Repeat the lines that follow, leaving nothing out.

Dataset records:
____

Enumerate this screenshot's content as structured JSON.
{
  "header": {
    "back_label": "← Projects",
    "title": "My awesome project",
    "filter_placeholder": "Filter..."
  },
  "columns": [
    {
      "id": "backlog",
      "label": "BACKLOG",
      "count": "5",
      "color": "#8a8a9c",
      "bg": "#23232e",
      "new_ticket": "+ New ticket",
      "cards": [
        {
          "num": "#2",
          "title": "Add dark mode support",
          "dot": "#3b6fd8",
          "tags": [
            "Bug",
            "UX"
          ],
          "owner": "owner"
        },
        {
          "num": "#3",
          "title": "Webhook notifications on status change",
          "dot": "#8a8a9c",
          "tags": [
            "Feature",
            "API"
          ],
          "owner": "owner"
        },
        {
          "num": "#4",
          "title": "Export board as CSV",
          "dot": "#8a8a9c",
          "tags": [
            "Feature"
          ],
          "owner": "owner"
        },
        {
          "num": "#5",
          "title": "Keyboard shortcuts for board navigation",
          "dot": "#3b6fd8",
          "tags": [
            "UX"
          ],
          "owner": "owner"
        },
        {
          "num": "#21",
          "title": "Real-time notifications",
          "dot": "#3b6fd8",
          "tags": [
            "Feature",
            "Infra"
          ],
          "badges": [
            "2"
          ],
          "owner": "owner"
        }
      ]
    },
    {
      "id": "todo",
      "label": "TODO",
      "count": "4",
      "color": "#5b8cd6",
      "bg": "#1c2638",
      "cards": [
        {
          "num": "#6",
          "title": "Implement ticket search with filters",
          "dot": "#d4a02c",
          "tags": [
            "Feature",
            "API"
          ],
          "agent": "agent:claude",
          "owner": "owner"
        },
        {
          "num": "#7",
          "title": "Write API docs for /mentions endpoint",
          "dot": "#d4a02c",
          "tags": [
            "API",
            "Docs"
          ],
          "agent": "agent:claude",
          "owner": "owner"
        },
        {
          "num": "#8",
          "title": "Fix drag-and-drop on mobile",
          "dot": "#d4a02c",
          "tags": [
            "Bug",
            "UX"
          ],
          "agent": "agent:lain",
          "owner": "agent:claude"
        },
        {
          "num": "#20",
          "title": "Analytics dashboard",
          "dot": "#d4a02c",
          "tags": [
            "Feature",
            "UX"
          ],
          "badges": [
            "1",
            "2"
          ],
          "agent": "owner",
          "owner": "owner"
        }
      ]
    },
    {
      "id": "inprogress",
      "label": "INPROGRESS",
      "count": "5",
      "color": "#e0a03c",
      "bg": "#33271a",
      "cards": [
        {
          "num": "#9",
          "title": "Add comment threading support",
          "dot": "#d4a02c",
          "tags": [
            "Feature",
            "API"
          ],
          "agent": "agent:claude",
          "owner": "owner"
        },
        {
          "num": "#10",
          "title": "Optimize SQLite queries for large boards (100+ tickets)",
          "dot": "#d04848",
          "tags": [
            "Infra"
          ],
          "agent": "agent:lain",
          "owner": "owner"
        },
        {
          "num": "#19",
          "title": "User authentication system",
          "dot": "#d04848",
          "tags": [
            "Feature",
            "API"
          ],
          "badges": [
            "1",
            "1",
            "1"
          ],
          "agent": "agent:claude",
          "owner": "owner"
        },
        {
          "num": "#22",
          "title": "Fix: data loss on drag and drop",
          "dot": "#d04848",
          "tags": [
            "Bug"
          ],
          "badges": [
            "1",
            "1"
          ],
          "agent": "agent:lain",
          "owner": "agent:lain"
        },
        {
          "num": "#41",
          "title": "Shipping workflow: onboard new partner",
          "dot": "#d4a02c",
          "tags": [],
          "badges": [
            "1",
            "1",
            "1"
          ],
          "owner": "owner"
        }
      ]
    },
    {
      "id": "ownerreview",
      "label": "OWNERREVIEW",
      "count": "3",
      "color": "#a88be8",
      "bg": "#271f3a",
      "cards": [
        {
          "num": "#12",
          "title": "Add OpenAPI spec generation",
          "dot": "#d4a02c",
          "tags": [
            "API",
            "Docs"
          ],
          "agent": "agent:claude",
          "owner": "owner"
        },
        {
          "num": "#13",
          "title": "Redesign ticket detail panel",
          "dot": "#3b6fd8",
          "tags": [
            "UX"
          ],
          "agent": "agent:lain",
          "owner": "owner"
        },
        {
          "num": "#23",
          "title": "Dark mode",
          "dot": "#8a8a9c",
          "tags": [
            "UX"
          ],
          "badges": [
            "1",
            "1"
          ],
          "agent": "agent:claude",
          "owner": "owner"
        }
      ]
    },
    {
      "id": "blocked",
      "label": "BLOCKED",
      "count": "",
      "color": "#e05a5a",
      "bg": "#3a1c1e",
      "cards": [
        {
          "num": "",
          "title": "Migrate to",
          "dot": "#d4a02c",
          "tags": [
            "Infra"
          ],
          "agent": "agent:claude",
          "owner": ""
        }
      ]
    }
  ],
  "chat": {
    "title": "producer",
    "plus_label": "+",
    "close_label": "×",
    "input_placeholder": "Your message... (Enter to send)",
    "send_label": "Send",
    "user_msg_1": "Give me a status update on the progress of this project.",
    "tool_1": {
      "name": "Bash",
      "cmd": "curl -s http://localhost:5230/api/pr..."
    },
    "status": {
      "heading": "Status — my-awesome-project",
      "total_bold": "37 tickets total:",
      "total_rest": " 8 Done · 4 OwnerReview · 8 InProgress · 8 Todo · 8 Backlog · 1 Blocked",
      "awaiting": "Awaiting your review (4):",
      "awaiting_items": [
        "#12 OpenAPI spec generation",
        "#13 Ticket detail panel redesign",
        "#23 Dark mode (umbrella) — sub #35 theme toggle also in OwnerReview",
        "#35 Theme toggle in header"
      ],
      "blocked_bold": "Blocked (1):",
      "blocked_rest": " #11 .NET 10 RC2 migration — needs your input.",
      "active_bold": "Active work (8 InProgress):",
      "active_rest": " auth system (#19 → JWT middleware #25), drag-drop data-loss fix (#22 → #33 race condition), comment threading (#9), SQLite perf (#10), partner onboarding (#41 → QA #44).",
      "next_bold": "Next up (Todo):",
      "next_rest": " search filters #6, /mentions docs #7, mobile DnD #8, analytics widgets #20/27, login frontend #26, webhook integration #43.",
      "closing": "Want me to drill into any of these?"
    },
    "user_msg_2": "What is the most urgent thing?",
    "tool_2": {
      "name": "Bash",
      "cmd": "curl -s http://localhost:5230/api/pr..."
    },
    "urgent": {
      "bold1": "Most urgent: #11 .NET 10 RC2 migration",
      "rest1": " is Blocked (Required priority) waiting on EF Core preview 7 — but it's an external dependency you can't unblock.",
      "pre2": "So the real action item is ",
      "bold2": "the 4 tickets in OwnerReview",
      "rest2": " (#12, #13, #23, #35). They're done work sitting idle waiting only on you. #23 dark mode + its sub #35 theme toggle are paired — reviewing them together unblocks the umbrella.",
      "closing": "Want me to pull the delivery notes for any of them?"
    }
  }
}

____

▸ **RESPONSE**
Enumerate this screenshot's content as structured JSON.
{
  "header": {
    "back_label": "← Projects",
    "title": "My awesome project",
    "filter_placeholder": "Filter..."
  },
  "columns": [
    {
      "id": "backlog",
      "label": "BACKLOG",
      "count": "5",
      "color": "#8a8a9c",
      "bg": "#23232e",
      "new_ticket": "+ New ticket",
      "cards": [
        {
          "num": "#2",
          "title": "Add dark mode support",
          "dot": "#3b6fd8",
          "tags": [
            "Bug",
            "UX"
          ],
          "owner": "owner"
        },
        {
          "num": "#3",
          "title": "Webhook notifications on status change",
          "dot": "#8a8a9c",
          "tags": [
            "Feature",
            "API"
          ],
          "owner": "owner"
        },
        {
          "num": "#4",
          "title": "Export board as CSV",
          "dot": "#8a8a9c",
          "tags": [
            "Feature"
          ],
          "owner": "owner"
        },
        {
          "num": "#5",
          "title": "Keyboard shortcuts for board navigation",
          "dot": "#3b6fd8",
          "tags": [
            "UX"
          ],
          "owner": "owner"
        },
        {
          "num": "#21",
          "title": "Real-time notifications",
          "dot": "#3b6fd8",
          "tags": [
            "Feature",
            "Infra"
          ],
          "badges": [
            "2"
          ],
          "owner": "owner"
        }
      ]
    },
    {
      "id": "todo",
      "label": "TODO",
      "count": "4",
      "color": "#5b8cd6",
      "bg": "#1c2638",
      "cards": [
        {
          "num": "#6",
          "title": "Implement ticket search with filters",
          "dot": "#d4a02c",
          "tags": [
            "Feature",
            "API"
          ],
          "agent": "agent:claude",
          "owner": "owner"
        },
        {
          "num": "#7",
          "title": "Write API docs for /mentions endpoint",
          "dot": "#d4a02c",
          "tags": [
            "API",
            "Docs"
          ],
          "agent": "agent:claude",
          "owner": "owner"
        },
        {
          "num": "#8",
          "title": "Fix drag-and-drop on mobile",
          "dot": "#d4a02c",
          "tags": [
            "Bug",
            "UX"
          ],
          "agent": "agent:lain",
          "owner": "agent:claude"
        },
        {
          "num": "#20",
          "title": "Analytics dashboard",
          "dot": "#d4a02c",
          "tags": [
            "Feature",
            "UX"
          ],
          "badges": [
            "1",
            "2"
          ],
          "agent": "owner",
          "owner": "owner"
        }
      ]
    },
    {
      "id": "inprogress",
      "label": "INPROGRESS",
      "count": "5",
      "color": "#e0a03c",
      "bg": "#33271a",
      "cards": [
        {
          "num": "#9",
          "title": "Add comment threading support",
          "dot": "#d4a02c",
          "tags": [
            "Feature",
            "API"
          ],
          "agent": "agent:claude",
          "owner": "owner"
        },
        {
          "num": "#10",
          "title": "Optimize SQLite queries for large boards (100+ tickets)",
          "dot": "#d04848",
          "tags": [
            "Infra"
          ],
          "agent": "agent:lain",
          "owner": "owner"
        },
        {
          "num": "#19",
          "title": "User authentication system",
          "dot": "#d04848",
          "tags": [
            "Feature",
            "API"
          ],
          "badges": [
            "1",
            "1",
            "1"
          ],
          "agent": "agent:claude",
          "owner": "owner"
        },
        {
          "num": "#22",
          "title": "Fix: data loss on drag and drop",
          "dot": "#d04848",
          "tags": [
            "Bug"
          ],
          "badges": [
            "1",
            "1"
          ],
          "agent": "agent:lain",
          "owner": "agent:lain"
        },
        {
          "num": "#41",
          "title": "Shipping workflow: onboard new partner",
          "dot": "#d4a02c",
          "tags": [],
          "badges": [
            "1",
            "1",
            "1"
          ],
          "owner": "owner"
        }
      ]
    },
    {
      "id": "ownerreview",
      "label": "OWNERREVIEW",
      "count": "3",
      "color": "#a88be8",
      "bg": "#271f3a",
      "cards": [
        {
          "num": "#12",
          "title": "Add OpenAPI spec generation",
          "dot": "#d4a02c",
          "tags": [
            "API",
            "Docs"
          ],
          "agent": "agent:claude",
          "owner": "owner"
        },
        {
          "num": "#13",
          "title": "Redesign ticket detail panel",
          "dot": "#3b6fd8",
          "tags": [
            "UX"
          ],
          "agent": "agent:lain",
          "owner": "owner"
        },
        {
          "num": "#23",
          "title": "Dark mode",
          "dot": "#8a8a9c",
          "tags": [
            "UX"
          ],
          "badges": [
            "1",
            "1"
          ],
          "agent": "agent:claude",
          "owner": "owner"
        }
      ]
    },
    {
      "id": "blocked",
      "label": "BLOCKED",
      "count": "",
      "color": "#e05a5a",
      "bg": "#3a1c1e",
      "cards": [
        {
          "num": "",
          "title": "Migrate to",
          "dot": "#d4a02c",
          "tags": [
            "Infra"
          ],
          "agent": "agent:claude",
          "owner": ""
        }
      ]
    }
  ],
  "chat": {
    "title": "producer",
    "plus_label": "+",
    "close_label": "×",
    "input_placeholder": "Your message... (Enter to send)",
    "send_label": "Send",
    "user_msg_1": "Give me a status update on the progress of this project.",
    "tool_1": {
      "name": "Bash",
      "cmd": "curl -s http://localhost:5230/api/pr..."
    },
    "status": {
      "heading": "Status — my-awesome-project",
      "total_bold": "37 tickets total:",
      "total_rest": " 8 Done · 4 OwnerReview · 8 InProgress · 8 Todo · 8 Backlog · 1 Blocked",
      "awaiting": "Awaiting your review (4):",
      "awaiting_items": [
        "#12 OpenAPI spec generation",
        "#13 Ticket detail panel redesign",
        "#23 Dark mode (umbrella) — sub #35 theme toggle also in OwnerReview",
        "#35 Theme toggle in header"
      ],
      "blocked_bold": "Blocked (1):",
      "blocked_rest": " #11 .NET 10 RC2 migration — needs your input.",
      "active_bold": "Active work (8 InProgress):",
      "active_rest": " auth system (#19 → JWT middleware #25), drag-drop data-loss fix (#22 → #33 race condition), comment threading (#9), SQLite perf (#10), partner onboarding (#41 → QA #44).",
      "next_bold": "Next up (Todo):",
      "next_rest": " search filters #6, /mentions docs #7, mobile DnD #8, analytics widgets #20/27, login frontend #26, webhook integration #43.",
      "closing": "Want me to drill into any of these?"
    },
    "user_msg_2": "What is the most urgent thing?",
    "tool_2": {
      "name": "Bash",
      "cmd": "curl -s http://localhost:5230/api/pr..."
    },
    "urgent": {
      "bold1": "Most urgent: #11 .NET 10 RC2 migration",
      "rest1": " is Blocked (Required priority) waiting on EF Core preview 7 — but it's an external dependency you can't unblock.",
      "pre2": "So the real action item is ",
      "bold2": "the 4 tickets in OwnerReview",
      "rest2": " (#12, #13, #23, #35). They're done work sitting idle waiting only on you. #23 dark mode + its sub #35 theme toggle are paired — reviewing them together unblocks the umbrella.",
      "closing": "Want me to pull the delivery notes for any of them?"
    }
  }
}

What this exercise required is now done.